Separate out the lines that hold "caption".

· · ·

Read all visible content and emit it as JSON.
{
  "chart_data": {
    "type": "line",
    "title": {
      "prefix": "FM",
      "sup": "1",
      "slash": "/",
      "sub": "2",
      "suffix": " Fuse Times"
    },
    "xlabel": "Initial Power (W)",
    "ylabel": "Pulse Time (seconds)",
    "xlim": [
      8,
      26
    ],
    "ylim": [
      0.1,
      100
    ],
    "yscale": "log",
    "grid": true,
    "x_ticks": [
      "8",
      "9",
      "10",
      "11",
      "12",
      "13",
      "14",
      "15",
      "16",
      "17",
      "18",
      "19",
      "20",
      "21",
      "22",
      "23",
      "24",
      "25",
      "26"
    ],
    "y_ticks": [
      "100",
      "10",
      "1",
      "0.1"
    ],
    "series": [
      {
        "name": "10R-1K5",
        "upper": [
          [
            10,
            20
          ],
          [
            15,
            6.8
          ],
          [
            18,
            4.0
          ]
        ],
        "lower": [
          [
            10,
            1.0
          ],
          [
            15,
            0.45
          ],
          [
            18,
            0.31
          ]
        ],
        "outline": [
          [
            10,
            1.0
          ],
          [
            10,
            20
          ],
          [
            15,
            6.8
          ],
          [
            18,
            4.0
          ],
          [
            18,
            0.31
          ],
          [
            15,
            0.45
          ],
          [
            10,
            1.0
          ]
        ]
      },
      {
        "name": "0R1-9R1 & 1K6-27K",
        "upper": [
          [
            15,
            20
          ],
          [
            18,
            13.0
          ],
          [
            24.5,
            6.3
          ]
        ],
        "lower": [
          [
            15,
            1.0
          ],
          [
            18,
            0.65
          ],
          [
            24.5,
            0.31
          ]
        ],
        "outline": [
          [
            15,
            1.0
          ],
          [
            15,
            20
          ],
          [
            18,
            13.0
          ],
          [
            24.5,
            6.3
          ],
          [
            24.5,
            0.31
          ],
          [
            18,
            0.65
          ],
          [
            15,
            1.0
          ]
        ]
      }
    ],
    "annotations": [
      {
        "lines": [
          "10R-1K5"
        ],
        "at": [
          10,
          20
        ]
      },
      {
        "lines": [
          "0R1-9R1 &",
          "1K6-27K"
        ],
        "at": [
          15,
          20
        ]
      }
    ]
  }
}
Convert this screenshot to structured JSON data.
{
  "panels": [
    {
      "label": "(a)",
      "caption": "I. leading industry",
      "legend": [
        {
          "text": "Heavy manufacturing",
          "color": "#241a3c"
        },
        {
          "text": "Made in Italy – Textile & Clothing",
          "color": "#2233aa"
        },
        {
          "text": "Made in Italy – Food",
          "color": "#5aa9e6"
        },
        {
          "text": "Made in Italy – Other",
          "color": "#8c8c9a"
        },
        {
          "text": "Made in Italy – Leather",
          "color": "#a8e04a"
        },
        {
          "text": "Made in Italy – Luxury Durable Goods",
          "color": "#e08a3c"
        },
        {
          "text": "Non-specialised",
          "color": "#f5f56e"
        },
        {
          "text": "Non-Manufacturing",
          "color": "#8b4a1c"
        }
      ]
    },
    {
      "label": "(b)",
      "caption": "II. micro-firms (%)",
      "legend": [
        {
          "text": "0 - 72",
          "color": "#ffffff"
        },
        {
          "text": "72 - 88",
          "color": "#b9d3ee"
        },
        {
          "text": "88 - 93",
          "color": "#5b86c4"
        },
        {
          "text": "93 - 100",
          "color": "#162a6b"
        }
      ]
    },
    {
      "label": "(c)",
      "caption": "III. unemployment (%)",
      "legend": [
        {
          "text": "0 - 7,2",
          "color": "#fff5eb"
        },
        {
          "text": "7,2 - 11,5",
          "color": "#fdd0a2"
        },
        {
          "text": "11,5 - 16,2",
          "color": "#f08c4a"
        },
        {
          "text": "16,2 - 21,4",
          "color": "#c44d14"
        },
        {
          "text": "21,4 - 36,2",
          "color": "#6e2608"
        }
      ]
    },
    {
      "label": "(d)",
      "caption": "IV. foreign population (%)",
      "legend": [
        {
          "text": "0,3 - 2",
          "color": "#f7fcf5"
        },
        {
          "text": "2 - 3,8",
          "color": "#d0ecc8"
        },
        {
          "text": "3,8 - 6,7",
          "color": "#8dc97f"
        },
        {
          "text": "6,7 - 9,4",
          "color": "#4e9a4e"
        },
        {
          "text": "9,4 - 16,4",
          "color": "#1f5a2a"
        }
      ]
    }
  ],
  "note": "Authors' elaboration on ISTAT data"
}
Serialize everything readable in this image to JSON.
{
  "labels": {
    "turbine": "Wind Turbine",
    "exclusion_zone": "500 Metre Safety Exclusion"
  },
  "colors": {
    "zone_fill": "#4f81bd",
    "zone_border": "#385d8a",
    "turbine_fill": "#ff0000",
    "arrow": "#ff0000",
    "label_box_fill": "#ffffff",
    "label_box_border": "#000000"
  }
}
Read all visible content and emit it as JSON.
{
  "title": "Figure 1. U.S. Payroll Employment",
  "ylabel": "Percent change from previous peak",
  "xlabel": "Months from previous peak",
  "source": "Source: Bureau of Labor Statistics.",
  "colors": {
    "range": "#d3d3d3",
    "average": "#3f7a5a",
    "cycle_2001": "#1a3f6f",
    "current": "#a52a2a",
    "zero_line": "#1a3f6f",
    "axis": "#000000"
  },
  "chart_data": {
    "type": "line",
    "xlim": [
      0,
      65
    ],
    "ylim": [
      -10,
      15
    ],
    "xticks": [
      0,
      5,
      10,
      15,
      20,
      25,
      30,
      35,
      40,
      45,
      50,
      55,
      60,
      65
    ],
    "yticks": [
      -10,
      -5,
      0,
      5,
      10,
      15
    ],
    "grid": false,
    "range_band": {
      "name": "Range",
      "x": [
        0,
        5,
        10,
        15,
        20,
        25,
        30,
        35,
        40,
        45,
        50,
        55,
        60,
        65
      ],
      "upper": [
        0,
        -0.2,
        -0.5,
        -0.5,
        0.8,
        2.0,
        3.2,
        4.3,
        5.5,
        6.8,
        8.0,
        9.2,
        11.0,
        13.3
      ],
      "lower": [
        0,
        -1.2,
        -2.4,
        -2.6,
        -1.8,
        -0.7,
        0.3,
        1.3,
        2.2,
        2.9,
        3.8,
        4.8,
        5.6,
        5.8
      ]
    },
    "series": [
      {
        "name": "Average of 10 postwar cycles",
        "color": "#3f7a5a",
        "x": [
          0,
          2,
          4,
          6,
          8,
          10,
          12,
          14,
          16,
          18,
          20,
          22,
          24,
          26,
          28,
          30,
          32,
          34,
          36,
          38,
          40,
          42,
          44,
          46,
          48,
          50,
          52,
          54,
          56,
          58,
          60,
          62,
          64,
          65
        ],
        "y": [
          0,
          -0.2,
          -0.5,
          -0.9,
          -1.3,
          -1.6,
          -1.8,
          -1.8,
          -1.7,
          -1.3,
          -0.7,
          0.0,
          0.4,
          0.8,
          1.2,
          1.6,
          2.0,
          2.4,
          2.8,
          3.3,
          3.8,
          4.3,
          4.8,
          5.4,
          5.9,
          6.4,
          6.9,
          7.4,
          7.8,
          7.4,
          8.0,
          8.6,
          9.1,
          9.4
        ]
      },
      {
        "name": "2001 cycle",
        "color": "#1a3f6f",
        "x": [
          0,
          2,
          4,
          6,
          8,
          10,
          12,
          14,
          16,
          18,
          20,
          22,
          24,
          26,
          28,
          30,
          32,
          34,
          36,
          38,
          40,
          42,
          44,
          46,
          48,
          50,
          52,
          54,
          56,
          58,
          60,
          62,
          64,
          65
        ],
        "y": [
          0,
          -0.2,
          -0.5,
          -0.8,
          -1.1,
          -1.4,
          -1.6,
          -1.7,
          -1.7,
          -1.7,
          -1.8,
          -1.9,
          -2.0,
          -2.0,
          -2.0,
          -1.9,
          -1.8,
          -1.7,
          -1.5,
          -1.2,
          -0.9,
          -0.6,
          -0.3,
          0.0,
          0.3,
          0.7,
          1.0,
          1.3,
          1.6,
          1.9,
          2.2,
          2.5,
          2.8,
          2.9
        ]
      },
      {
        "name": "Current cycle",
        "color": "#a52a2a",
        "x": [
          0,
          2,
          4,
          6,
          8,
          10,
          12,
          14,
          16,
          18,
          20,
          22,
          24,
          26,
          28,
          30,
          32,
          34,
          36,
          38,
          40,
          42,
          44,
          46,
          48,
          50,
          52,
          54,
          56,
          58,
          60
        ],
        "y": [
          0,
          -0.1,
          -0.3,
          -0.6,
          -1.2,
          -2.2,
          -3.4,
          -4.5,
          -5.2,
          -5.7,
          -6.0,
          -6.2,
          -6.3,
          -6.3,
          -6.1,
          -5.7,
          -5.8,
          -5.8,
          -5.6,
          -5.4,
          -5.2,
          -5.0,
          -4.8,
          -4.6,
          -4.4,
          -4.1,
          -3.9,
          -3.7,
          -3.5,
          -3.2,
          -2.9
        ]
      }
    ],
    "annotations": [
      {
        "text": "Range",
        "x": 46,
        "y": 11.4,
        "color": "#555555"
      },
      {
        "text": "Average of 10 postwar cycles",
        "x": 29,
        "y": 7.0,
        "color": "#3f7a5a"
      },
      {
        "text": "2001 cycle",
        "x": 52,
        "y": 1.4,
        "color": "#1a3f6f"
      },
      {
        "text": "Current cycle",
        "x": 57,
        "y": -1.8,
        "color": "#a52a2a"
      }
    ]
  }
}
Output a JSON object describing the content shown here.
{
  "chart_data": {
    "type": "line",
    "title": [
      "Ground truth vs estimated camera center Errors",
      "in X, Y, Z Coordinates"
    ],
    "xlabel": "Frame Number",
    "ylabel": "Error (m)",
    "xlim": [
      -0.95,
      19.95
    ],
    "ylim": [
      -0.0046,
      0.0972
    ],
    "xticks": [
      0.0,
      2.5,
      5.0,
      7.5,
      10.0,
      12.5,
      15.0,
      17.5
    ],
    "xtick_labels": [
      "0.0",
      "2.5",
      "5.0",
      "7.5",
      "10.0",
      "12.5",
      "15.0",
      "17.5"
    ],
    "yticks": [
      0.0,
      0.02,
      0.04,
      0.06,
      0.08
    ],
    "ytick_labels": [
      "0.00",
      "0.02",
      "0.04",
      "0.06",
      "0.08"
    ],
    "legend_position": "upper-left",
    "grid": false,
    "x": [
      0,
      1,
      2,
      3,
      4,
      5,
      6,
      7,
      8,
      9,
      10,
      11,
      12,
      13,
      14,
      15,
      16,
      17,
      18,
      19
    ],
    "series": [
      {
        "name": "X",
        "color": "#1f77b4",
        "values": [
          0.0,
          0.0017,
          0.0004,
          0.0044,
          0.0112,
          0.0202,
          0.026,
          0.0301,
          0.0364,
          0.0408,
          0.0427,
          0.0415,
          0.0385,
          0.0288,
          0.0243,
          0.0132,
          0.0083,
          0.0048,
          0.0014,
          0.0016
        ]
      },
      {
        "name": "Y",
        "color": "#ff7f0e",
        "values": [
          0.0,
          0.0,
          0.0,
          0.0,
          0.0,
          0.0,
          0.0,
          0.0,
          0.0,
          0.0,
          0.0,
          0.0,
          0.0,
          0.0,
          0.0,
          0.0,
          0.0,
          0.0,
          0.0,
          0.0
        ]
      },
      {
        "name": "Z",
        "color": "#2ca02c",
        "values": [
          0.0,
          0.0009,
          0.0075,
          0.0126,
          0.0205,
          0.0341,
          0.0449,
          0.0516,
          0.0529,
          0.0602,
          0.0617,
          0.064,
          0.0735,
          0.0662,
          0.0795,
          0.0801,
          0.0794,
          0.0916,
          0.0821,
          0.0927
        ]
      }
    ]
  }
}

· · ·

Task answer -
      "caption": "I. leading industry",
      "caption": "II. micro-firms (%)",
      "caption": "III. unemployment (%)",
      "caption": "IV. foreign population (%)",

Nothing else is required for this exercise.